- Given exercise:
Extract all lines containing "Bathurst".

◆ ◆ ◆ ◆ ◆

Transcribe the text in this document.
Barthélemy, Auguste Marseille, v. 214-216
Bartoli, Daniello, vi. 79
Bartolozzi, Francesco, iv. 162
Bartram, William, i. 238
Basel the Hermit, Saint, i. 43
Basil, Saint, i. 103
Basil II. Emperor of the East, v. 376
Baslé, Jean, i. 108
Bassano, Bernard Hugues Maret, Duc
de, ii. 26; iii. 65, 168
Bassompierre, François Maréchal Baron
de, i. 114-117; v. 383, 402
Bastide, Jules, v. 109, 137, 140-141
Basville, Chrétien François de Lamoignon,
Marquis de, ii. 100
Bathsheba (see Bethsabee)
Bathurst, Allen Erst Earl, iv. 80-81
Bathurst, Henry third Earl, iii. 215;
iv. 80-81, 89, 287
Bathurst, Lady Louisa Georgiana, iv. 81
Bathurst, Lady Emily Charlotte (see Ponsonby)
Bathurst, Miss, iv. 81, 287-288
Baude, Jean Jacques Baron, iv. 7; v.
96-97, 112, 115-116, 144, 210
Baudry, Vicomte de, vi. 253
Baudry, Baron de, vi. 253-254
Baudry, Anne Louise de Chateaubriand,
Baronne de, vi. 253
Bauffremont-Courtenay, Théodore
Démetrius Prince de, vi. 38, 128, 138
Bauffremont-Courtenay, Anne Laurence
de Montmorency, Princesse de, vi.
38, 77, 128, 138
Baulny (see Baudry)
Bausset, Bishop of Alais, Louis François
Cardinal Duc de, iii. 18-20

◆ ◆ ◆ ◆ ◆

- Task answer:
Bathurst, Allen Erst Earl, iv. 80-81
Bathurst, Henry third Earl, iii. 215;
Bathurst, Lady Louisa Georgiana, iv. 81
Bathurst, Lady Emily Charlotte (see Ponsonby)
Bathurst, Miss, iv. 81, 287-288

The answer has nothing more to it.